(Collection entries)
◆ ◆ ◆

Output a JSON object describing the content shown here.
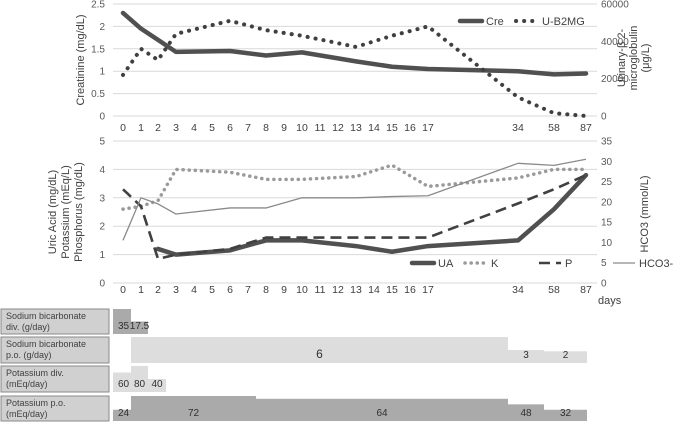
{
  "x_categories": [
    "0",
    "1",
    "2",
    "3",
    "4",
    "5",
    "6",
    "7",
    "8",
    "9",
    "10",
    "11",
    "12",
    "13",
    "14",
    "15",
    "16",
    "17",
    "34",
    "58",
    "87"
  ],
  "x_unit_label": "days",
  "chart_data": [
    {
      "type": "line",
      "ylabel": "Creatinine (mg/dL)",
      "y2label": "Urinary-β 2-microglobulin (μg/L)",
      "ylim": [
        0,
        2.5
      ],
      "y2lim": [
        0,
        60000
      ],
      "yticks": [
        "0",
        "0.5",
        "1",
        "1.5",
        "2",
        "2.5"
      ],
      "y2ticks": [
        "0",
        "20000",
        "40000",
        "60000"
      ],
      "legend": "top-right",
      "grid": true,
      "series": [
        {
          "name": "Cre",
          "axis": "left",
          "style": "solid-thick",
          "color": "#505050",
          "points": [
            [
              "0",
              2.3
            ],
            [
              "1",
              1.95
            ],
            [
              "2",
              1.7
            ],
            [
              "3",
              1.43
            ],
            [
              "6",
              1.45
            ],
            [
              "8",
              1.35
            ],
            [
              "10",
              1.42
            ],
            [
              "13",
              1.22
            ],
            [
              "15",
              1.1
            ],
            [
              "17",
              1.05
            ],
            [
              "34",
              1.0
            ],
            [
              "58",
              0.93
            ],
            [
              "87",
              0.95
            ]
          ]
        },
        {
          "name": "U-B2MG",
          "axis": "right",
          "style": "dotted-thick",
          "color": "#404040",
          "points": [
            [
              "0",
              22000
            ],
            [
              "1",
              36000
            ],
            [
              "2",
              30000
            ],
            [
              "3",
              44000
            ],
            [
              "6",
              51000
            ],
            [
              "8",
              46000
            ],
            [
              "10",
              43000
            ],
            [
              "13",
              37000
            ],
            [
              "15",
              43000
            ],
            [
              "17",
              48000
            ],
            [
              "34",
              10000
            ],
            [
              "58",
              1500
            ],
            [
              "87",
              0
            ]
          ]
        }
      ]
    },
    {
      "type": "line",
      "ylabel": "Uric Acid (mg/dL) Potassium (mEq/L) Phosphorus (mg/dL)",
      "ylabel_lines": [
        "Uric Acid (mg/dL)",
        "Potassium (mEq/L)",
        "Phosphorus (mg/dL)"
      ],
      "y2label": "HCO3 (mmol/L)",
      "ylim": [
        0,
        5
      ],
      "y2lim": [
        0,
        35
      ],
      "yticks": [
        "0",
        "1",
        "2",
        "3",
        "4",
        "5"
      ],
      "y2ticks": [
        "0",
        "5",
        "10",
        "15",
        "20",
        "25",
        "30",
        "35"
      ],
      "legend": "bottom-right",
      "grid": true,
      "series": [
        {
          "name": "UA",
          "axis": "left",
          "style": "solid-thick",
          "color": "#505050",
          "points": [
            [
              "2",
              1.2
            ],
            [
              "3",
              1.0
            ],
            [
              "6",
              1.15
            ],
            [
              "8",
              1.5
            ],
            [
              "10",
              1.5
            ],
            [
              "13",
              1.3
            ],
            [
              "15",
              1.1
            ],
            [
              "17",
              1.3
            ],
            [
              "34",
              1.5
            ],
            [
              "58",
              2.6
            ],
            [
              "87",
              3.8
            ]
          ]
        },
        {
          "name": "K",
          "axis": "left",
          "style": "dotted",
          "color": "#9a9a9a",
          "points": [
            [
              "0",
              2.6
            ],
            [
              "1",
              2.7
            ],
            [
              "2",
              2.9
            ],
            [
              "3",
              4.0
            ],
            [
              "6",
              3.9
            ],
            [
              "8",
              3.65
            ],
            [
              "10",
              3.65
            ],
            [
              "13",
              3.75
            ],
            [
              "15",
              4.15
            ],
            [
              "17",
              3.4
            ],
            [
              "34",
              3.7
            ],
            [
              "58",
              4.0
            ],
            [
              "87",
              4.0
            ]
          ]
        },
        {
          "name": "P",
          "axis": "left",
          "style": "dashed",
          "color": "#404040",
          "points": [
            [
              "0",
              3.3
            ],
            [
              "1",
              2.7
            ],
            [
              "2",
              0.85
            ],
            [
              "3",
              1.0
            ],
            [
              "6",
              1.2
            ],
            [
              "8",
              1.6
            ],
            [
              "10",
              1.6
            ],
            [
              "13",
              1.6
            ],
            [
              "15",
              1.6
            ],
            [
              "17",
              1.6
            ],
            [
              "34",
              2.8
            ],
            [
              "58",
              3.3
            ],
            [
              "87",
              3.8
            ]
          ]
        },
        {
          "name": "HCO3-",
          "axis": "right",
          "style": "solid-thin",
          "color": "#8a8a8a",
          "points": [
            [
              "0",
              10.5
            ],
            [
              "1",
              21
            ],
            [
              "2",
              19.5
            ],
            [
              "3",
              17
            ],
            [
              "6",
              18.5
            ],
            [
              "8",
              18.5
            ],
            [
              "10",
              21
            ],
            [
              "13",
              21
            ],
            [
              "15",
              21.3
            ],
            [
              "17",
              21.5
            ],
            [
              "34",
              29.5
            ],
            [
              "58",
              29
            ],
            [
              "87",
              30.5
            ]
          ]
        }
      ]
    }
  ],
  "doses": [
    {
      "label": "Sodium bicarbonate div. (g/day)",
      "label_lines": [
        "Sodium bicarbonate",
        "div. (g/day)"
      ],
      "color": "#aaaaaa",
      "segments": [
        {
          "from": "0",
          "to": "1",
          "value": "35"
        },
        {
          "from": "1",
          "to": "2",
          "value": "17.5"
        }
      ]
    },
    {
      "label": "Sodium bicarbonate p.o. (g/day)",
      "label_lines": [
        "Sodium bicarbonate",
        "p.o. (g/day)"
      ],
      "color": "#dddddd",
      "segments": [
        {
          "from": "1",
          "to": "34",
          "value": "6"
        },
        {
          "from": "34",
          "to": "58",
          "value": "3"
        },
        {
          "from": "58",
          "to": "87",
          "value": "2"
        }
      ]
    },
    {
      "label": "Potassium div. (mEq/day)",
      "label_lines": [
        "Potassium div.",
        "(mEq/day)"
      ],
      "color": "#dddddd",
      "segments": [
        {
          "from": "0",
          "to": "1",
          "value": "60"
        },
        {
          "from": "1",
          "to": "2",
          "value": "80"
        },
        {
          "from": "2",
          "to": "3",
          "value": "40"
        }
      ]
    },
    {
      "label": "Potassium p.o. (mEq/day)",
      "label_lines": [
        "Potassium p.o.",
        "(mEq/day)"
      ],
      "color": "#aaaaaa",
      "segments": [
        {
          "from": "0",
          "to": "1",
          "value": "24"
        },
        {
          "from": "1",
          "to": "8",
          "value": "72"
        },
        {
          "from": "8",
          "to": "34",
          "value": "64"
        },
        {
          "from": "34",
          "to": "58",
          "value": "48"
        },
        {
          "from": "58",
          "to": "87",
          "value": "32"
        }
      ]
    }
  ]
}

◆ ◆ ◆

DESCRIPTION OF THE TASK: Scan the material above. Copy each line that holds the word "name".

TASK ANSWER:
          "name": "Cre",
          "name": "U-B2MG",
          "name": "UA",
          "name": "K",
          "name": "P",
          "name": "HCO3-",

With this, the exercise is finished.